Data items:
:::::
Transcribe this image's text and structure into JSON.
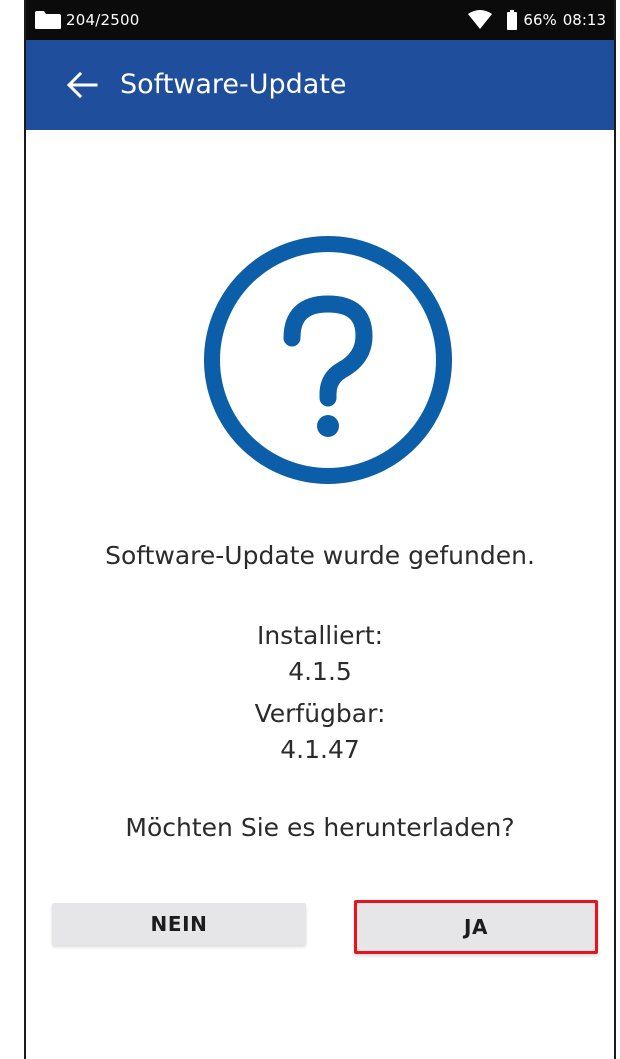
{
  "status_bar": {
    "storage": "204/2500",
    "battery": "66%",
    "time": "08:13",
    "icons": [
      "folder-icon",
      "wifi-icon",
      "battery-icon"
    ]
  },
  "app_bar": {
    "title": "Software-Update",
    "back_icon": "arrow-left-icon",
    "color": "#1f4e9c"
  },
  "dialog": {
    "icon": "question-mark-circle-icon",
    "icon_color": "#0c5ea8",
    "message": "Software-Update wurde gefunden.",
    "installed_label": "Installiert:",
    "installed_version": "4.1.5",
    "available_label": "Verfügbar:",
    "available_version": "4.1.47",
    "prompt": "Möchten Sie es herunterladen?"
  },
  "buttons": {
    "no_label": "NEIN",
    "yes_label": "JA",
    "highlight_color": "#e8131d"
  }
}
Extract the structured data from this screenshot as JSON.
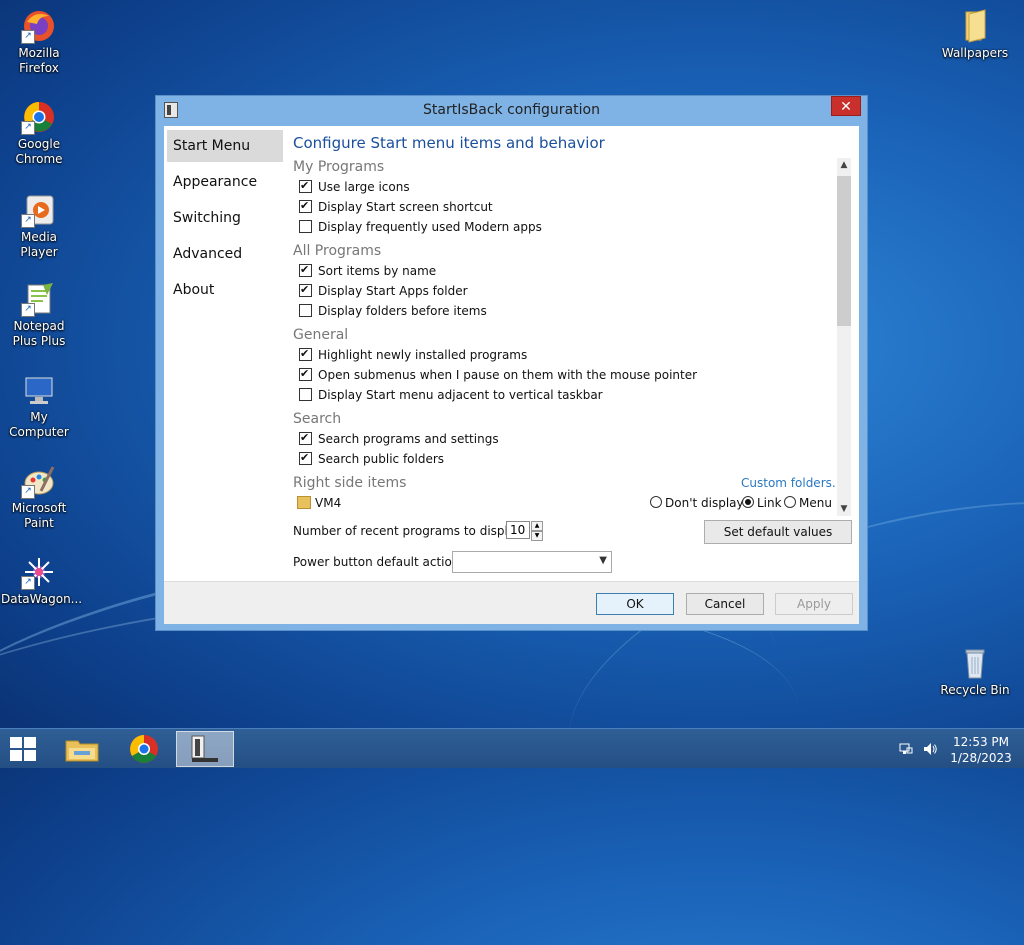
{
  "desktop": {
    "icons": [
      {
        "label": "Mozilla Firefox",
        "icon": "firefox-icon"
      },
      {
        "label": "Google Chrome",
        "icon": "chrome-icon"
      },
      {
        "label": "Media Player",
        "icon": "media-player-icon"
      },
      {
        "label": "Notepad Plus Plus",
        "icon": "notepad-plus-plus-icon"
      },
      {
        "label": "My Computer",
        "icon": "computer-icon"
      },
      {
        "label": "Microsoft Paint",
        "icon": "paint-icon"
      },
      {
        "label": "DataWagon...",
        "icon": "datawagon-icon"
      },
      {
        "label": "Wallpapers",
        "icon": "folder-icon"
      },
      {
        "label": "Recycle Bin",
        "icon": "recycle-bin-icon"
      }
    ]
  },
  "window": {
    "title": "StartIsBack configuration",
    "close_glyph": "✕",
    "nav": [
      "Start Menu",
      "Appearance",
      "Switching",
      "Advanced",
      "About"
    ],
    "active_nav": "Start Menu",
    "page_title": "Configure Start menu items and behavior",
    "sections": {
      "my_programs": {
        "heading": "My Programs",
        "options": [
          {
            "label": "Use large icons",
            "checked": true
          },
          {
            "label": "Display Start screen shortcut",
            "checked": true
          },
          {
            "label": "Display frequently used Modern apps",
            "checked": false
          }
        ]
      },
      "all_programs": {
        "heading": "All Programs",
        "options": [
          {
            "label": "Sort items by name",
            "checked": true
          },
          {
            "label": "Display Start Apps folder",
            "checked": true
          },
          {
            "label": "Display folders before items",
            "checked": false
          }
        ]
      },
      "general": {
        "heading": "General",
        "options": [
          {
            "label": "Highlight newly installed programs",
            "checked": true
          },
          {
            "label": "Open submenus when I pause on them with the mouse pointer",
            "checked": true
          },
          {
            "label": "Display Start menu adjacent to vertical taskbar",
            "checked": false
          }
        ]
      },
      "search": {
        "heading": "Search",
        "options": [
          {
            "label": "Search programs and settings",
            "checked": true
          },
          {
            "label": "Search public folders",
            "checked": true
          }
        ]
      },
      "right_side": {
        "heading": "Right side items",
        "custom_link": "Custom folders...",
        "item_label": "VM4",
        "radios": [
          "Don't display",
          "Link",
          "Menu"
        ],
        "selected_radio": "Link"
      }
    },
    "recent_label": "Number of recent programs to display:",
    "recent_value": "10",
    "set_default": "Set default values",
    "power_label": "Power button default action:",
    "power_value": "",
    "buttons": {
      "ok": "OK",
      "cancel": "Cancel",
      "apply": "Apply"
    }
  },
  "taskbar": {
    "time": "12:53 PM",
    "date": "1/28/2023",
    "pinned": [
      "file-explorer-icon",
      "chrome-icon",
      "startisback-icon"
    ]
  },
  "colors": {
    "accent": "#1a4f9c",
    "link": "#2a78c2",
    "close": "#c9302c"
  }
}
:::::
• **EXERCISE REQUIREMENTS**
Without the pictures, print the records in full, exactly as they appear.

• **THE SOLUTION**
Transcribe this image's text and structure into JSON.
{
  "status_bar": {
    "storage": "204/2500",
    "battery": "66%",
    "time": "08:13",
    "icons": [
      "folder-icon",
      "wifi-icon",
      "battery-icon"
    ]
  },
  "app_bar": {
    "title": "Software-Update",
    "back_icon": "arrow-left-icon",
    "color": "#1f4e9c"
  },
  "dialog": {
    "icon": "question-mark-circle-icon",
    "icon_color": "#0c5ea8",
    "message": "Software-Update wurde gefunden.",
    "installed_label": "Installiert:",
    "installed_version": "4.1.5",
    "available_label": "Verfügbar:",
    "available_version": "4.1.47",
    "prompt": "Möchten Sie es herunterladen?"
  },
  "buttons": {
    "no_label": "NEIN",
    "yes_label": "JA",
    "highlight_color": "#e8131d"
  }
}
Extract the structured data from this screenshot as JSON.
{
  "desktop": {
    "icons": [
      {
        "label": "Mozilla Firefox",
        "icon": "firefox-icon"
      },
      {
        "label": "Google Chrome",
        "icon": "chrome-icon"
      },
      {
        "label": "Media Player",
        "icon": "media-player-icon"
      },
      {
        "label": "Notepad Plus Plus",
        "icon": "notepad-plus-plus-icon"
      },
      {
        "label": "My Computer",
        "icon": "computer-icon"
      },
      {
        "label": "Microsoft Paint",
        "icon": "paint-icon"
      },
      {
        "label": "DataWagon...",
        "icon": "datawagon-icon"
      },
      {
        "label": "Wallpapers",
        "icon": "folder-icon"
      },
      {
        "label": "Recycle Bin",
        "icon": "recycle-bin-icon"
      }
    ]
  },
  "window": {
    "title": "StartIsBack configuration",
    "close_glyph": "✕",
    "nav": [
      "Start Menu",
      "Appearance",
      "Switching",
      "Advanced",
      "About"
    ],
    "active_nav": "Start Menu",
    "page_title": "Configure Start menu items and behavior",
    "sections": {
      "my_programs": {
        "heading": "My Programs",
        "options": [
          {
            "label": "Use large icons",
            "checked": true
          },
          {
            "label": "Display Start screen shortcut",
            "checked": true
          },
          {
            "label": "Display frequently used Modern apps",
            "checked": false
          }
        ]
      },
      "all_programs": {
        "heading": "All Programs",
        "options": [
          {
            "label": "Sort items by name",
            "checked": true
          },
          {
            "label": "Display Start Apps folder",
            "checked": true
          },
          {
            "label": "Display folders before items",
            "checked": false
          }
        ]
      },
      "general": {
        "heading": "General",
        "options": [
          {
            "label": "Highlight newly installed programs",
            "checked": true
          },
          {
            "label": "Open submenus when I pause on them with the mouse pointer",
            "checked": true
          },
          {
            "label": "Display Start menu adjacent to vertical taskbar",
            "checked": false
          }
        ]
      },
      "search": {
        "heading": "Search",
        "options": [
          {
            "label": "Search programs and settings",
            "checked": true
          },
          {
            "label": "Search public folders",
            "checked": true
          }
        ]
      },
      "right_side": {
        "heading": "Right side items",
        "custom_link": "Custom folders...",
        "item_label": "VM4",
        "radios": [
          "Don't display",
          "Link",
          "Menu"
        ],
        "selected_radio": "Link"
      }
    },
    "recent_label": "Number of recent programs to display:",
    "recent_value": "10",
    "set_default": "Set default values",
    "power_label": "Power button default action:",
    "power_value": "",
    "buttons": {
      "ok": "OK",
      "cancel": "Cancel",
      "apply": "Apply"
    }
  },
  "taskbar": {
    "time": "12:53 PM",
    "date": "1/28/2023",
    "pinned": [
      "file-explorer-icon",
      "chrome-icon",
      "startisback-icon"
    ]
  },
  "colors": {
    "accent": "#1a4f9c",
    "link": "#2a78c2",
    "close": "#c9302c"
  }
}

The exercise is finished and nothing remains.